* BEGIN *

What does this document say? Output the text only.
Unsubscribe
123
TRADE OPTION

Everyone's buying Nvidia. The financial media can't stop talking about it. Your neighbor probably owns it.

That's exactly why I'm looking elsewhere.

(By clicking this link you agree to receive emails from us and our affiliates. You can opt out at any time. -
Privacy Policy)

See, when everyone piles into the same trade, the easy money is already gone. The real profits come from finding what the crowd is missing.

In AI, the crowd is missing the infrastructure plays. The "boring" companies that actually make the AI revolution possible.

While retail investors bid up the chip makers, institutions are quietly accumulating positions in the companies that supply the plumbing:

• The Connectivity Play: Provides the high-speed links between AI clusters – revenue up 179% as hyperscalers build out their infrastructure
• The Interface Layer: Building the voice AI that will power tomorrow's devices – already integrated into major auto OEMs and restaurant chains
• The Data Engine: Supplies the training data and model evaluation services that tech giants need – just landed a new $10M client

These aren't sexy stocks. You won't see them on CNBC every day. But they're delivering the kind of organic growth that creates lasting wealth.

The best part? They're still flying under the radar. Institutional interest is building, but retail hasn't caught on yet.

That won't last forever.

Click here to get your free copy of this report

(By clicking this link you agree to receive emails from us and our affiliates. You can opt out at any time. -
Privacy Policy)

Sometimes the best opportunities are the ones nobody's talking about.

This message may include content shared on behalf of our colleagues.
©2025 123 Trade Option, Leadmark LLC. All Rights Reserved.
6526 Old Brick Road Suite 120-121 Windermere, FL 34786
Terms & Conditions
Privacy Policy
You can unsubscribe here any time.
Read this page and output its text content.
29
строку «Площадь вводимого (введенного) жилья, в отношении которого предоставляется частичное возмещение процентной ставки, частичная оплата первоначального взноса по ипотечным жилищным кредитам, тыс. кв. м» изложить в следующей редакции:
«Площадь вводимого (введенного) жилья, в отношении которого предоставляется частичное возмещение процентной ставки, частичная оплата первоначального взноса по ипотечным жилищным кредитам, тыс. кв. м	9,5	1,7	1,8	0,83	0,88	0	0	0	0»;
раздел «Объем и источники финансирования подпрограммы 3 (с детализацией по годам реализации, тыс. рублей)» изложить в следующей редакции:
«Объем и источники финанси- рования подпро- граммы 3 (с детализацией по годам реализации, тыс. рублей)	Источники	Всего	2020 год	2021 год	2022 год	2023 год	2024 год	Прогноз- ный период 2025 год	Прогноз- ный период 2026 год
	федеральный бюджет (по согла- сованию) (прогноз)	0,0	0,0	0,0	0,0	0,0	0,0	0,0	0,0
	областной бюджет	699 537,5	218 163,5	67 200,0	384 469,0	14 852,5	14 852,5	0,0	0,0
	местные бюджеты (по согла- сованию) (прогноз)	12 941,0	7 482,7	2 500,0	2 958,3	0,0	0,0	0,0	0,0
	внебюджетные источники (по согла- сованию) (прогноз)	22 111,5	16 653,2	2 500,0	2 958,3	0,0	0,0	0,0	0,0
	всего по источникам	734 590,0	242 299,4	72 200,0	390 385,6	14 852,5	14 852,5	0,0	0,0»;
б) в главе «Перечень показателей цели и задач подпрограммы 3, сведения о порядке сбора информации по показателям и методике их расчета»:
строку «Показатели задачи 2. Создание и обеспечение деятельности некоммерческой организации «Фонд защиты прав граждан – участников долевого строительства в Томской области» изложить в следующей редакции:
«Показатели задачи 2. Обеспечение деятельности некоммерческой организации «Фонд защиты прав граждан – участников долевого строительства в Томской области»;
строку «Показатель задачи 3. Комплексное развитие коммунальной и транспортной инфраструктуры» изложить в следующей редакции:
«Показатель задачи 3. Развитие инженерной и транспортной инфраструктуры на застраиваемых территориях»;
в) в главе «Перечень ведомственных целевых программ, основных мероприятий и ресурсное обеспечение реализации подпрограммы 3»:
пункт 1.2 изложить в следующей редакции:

* END *

• WHAT TO DO: Reproduce each line of the entries in which the word "retail" is found.

• TASK RESULT:
While retail investors bid up the chip makers, institutions are quietly accumulating positions in the companies that supply the plumbing:
The best part? They're still flying under the radar. Institutional interest is building, but retail hasn't caught on yet.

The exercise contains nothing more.